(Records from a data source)
═══

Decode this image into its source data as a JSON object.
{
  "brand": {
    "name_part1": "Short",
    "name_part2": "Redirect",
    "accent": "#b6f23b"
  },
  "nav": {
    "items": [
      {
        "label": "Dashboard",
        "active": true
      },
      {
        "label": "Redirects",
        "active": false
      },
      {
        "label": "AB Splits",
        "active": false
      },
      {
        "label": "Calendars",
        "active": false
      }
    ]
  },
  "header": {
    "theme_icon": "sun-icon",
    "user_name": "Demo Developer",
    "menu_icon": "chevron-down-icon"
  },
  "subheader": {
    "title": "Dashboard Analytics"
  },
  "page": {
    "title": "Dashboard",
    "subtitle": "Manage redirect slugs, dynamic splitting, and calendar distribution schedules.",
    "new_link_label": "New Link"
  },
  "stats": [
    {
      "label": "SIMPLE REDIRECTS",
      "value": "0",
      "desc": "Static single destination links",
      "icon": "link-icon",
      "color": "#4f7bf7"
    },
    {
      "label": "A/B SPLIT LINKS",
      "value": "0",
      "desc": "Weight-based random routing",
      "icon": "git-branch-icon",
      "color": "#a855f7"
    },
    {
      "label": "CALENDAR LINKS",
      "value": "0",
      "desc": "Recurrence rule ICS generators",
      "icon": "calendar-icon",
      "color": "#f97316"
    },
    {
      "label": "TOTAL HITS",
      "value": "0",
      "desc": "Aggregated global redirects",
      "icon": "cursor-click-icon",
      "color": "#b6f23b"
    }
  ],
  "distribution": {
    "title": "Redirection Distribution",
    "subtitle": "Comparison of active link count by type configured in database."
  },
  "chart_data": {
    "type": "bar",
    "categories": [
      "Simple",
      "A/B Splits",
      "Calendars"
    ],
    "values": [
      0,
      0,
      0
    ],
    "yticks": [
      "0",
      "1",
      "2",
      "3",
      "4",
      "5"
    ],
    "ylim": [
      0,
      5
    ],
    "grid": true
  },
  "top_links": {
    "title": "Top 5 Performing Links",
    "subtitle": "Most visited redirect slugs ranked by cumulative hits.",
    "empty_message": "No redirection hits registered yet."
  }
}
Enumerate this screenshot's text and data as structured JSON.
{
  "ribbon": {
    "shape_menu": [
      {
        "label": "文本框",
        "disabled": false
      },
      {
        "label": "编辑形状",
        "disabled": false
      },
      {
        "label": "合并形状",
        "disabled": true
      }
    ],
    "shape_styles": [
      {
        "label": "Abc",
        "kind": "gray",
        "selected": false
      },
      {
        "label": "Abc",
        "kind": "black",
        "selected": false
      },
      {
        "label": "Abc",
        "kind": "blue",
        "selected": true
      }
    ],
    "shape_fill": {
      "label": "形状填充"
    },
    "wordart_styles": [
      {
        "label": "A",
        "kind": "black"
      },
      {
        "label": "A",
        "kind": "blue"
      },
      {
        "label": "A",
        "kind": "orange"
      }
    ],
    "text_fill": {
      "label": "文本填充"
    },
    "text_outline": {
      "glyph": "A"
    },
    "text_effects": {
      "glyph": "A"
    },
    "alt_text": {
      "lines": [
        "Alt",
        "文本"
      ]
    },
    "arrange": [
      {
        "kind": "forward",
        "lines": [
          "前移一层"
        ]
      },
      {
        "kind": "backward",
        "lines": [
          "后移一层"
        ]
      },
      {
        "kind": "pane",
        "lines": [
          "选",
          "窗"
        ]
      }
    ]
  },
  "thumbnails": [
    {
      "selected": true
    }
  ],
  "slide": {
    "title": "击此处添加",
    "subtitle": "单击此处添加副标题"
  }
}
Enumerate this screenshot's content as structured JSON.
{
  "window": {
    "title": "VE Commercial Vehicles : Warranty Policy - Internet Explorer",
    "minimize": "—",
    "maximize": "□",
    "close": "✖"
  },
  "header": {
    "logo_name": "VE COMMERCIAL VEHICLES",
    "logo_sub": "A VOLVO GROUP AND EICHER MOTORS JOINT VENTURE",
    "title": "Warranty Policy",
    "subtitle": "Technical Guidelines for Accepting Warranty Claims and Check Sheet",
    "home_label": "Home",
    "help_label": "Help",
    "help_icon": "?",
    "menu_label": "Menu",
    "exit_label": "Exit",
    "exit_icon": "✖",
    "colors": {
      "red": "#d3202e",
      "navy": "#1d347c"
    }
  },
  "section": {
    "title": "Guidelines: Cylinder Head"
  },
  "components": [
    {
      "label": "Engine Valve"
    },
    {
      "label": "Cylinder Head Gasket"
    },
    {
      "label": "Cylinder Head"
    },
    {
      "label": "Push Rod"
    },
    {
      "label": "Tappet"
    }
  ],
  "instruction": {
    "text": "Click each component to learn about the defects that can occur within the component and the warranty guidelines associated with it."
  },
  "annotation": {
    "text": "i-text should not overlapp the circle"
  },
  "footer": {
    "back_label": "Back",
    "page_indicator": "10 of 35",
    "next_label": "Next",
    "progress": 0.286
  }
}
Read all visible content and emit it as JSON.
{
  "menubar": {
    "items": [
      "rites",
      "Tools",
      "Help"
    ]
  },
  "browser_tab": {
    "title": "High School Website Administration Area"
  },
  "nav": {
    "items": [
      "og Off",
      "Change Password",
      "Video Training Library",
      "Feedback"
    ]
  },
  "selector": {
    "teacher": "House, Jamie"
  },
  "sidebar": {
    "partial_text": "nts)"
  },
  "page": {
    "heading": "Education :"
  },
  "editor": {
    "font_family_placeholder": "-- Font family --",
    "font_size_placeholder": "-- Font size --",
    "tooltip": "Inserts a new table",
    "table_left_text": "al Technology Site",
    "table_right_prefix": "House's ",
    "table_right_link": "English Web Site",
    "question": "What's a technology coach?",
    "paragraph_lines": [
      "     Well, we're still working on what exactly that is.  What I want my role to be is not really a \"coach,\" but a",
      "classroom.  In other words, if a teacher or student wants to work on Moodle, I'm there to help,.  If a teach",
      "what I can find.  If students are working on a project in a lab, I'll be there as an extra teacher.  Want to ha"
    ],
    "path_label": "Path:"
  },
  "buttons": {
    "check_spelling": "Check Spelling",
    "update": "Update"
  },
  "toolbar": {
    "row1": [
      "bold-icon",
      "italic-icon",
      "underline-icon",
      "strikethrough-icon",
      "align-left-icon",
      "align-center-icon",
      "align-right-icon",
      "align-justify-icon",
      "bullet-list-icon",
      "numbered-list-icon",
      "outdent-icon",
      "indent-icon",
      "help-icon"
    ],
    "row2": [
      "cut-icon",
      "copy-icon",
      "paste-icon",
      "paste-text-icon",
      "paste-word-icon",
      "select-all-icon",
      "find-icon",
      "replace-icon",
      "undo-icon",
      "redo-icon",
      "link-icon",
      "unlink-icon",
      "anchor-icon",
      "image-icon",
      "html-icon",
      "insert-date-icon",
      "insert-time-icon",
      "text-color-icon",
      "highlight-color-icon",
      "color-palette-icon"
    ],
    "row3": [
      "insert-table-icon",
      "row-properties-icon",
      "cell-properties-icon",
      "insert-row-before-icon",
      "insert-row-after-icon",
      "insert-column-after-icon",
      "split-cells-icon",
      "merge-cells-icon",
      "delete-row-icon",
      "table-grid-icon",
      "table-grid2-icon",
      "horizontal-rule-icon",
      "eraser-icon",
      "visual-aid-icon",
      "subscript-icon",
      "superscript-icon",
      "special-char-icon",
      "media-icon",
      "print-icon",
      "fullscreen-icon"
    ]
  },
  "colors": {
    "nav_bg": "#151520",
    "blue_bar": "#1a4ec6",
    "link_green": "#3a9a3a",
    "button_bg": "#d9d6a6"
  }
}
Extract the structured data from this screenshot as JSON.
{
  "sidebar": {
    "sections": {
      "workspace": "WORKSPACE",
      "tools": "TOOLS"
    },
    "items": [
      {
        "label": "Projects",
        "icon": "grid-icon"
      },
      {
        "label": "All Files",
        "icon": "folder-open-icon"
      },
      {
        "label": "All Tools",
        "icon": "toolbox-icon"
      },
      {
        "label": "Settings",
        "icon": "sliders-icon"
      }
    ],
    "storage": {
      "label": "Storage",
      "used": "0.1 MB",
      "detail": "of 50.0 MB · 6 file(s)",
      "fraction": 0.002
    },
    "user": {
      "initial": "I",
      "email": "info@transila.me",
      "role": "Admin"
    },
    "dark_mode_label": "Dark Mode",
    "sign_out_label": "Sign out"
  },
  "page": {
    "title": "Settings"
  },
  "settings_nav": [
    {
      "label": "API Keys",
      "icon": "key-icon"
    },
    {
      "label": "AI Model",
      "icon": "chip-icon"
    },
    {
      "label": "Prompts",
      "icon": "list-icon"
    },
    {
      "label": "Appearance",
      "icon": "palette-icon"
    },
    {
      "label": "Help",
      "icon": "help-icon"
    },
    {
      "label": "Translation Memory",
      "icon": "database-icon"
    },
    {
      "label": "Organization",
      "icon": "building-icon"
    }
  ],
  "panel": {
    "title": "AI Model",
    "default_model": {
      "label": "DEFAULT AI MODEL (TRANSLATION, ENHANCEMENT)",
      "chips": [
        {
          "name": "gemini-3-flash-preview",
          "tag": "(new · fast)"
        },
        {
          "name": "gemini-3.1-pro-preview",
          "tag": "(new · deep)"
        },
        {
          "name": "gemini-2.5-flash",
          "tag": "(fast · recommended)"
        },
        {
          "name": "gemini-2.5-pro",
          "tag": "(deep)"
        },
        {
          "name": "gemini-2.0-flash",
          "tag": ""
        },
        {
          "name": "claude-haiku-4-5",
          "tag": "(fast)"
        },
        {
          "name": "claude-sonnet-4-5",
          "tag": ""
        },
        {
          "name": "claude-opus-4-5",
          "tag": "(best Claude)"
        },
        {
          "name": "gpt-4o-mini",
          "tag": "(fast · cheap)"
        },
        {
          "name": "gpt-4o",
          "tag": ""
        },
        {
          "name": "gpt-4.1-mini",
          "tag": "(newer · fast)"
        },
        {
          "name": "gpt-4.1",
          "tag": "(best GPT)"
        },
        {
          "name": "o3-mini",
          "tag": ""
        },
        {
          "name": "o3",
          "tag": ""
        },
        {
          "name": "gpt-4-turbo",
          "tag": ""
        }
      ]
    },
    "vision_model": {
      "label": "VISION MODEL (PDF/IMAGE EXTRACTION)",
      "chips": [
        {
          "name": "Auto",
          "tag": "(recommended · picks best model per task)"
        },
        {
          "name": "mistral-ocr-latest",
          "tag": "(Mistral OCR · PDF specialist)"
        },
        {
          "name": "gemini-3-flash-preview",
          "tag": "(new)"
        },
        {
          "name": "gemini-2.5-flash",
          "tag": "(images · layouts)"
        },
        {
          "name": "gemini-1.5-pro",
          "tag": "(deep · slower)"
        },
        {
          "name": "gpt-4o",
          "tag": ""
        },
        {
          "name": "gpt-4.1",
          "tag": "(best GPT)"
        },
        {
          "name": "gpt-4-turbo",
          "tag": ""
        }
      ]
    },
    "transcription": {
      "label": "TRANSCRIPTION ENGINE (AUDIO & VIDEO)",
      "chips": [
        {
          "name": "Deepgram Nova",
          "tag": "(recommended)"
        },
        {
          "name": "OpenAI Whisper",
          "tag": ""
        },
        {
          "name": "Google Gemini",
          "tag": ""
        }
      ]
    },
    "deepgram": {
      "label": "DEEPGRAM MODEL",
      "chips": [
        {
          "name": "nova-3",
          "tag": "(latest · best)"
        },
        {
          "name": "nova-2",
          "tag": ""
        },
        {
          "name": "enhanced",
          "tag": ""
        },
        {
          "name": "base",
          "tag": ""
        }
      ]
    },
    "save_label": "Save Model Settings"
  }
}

═══

SET PROBLEM: From the material above, gather all lines that include the string "screenshot" and copy them.

RESPONSE TO THIS EXERCISE:
Enumerate this screenshot's text and data as structured JSON.
Enumerate this screenshot's content as structured JSON.
Extract the structured data from this screenshot as JSON.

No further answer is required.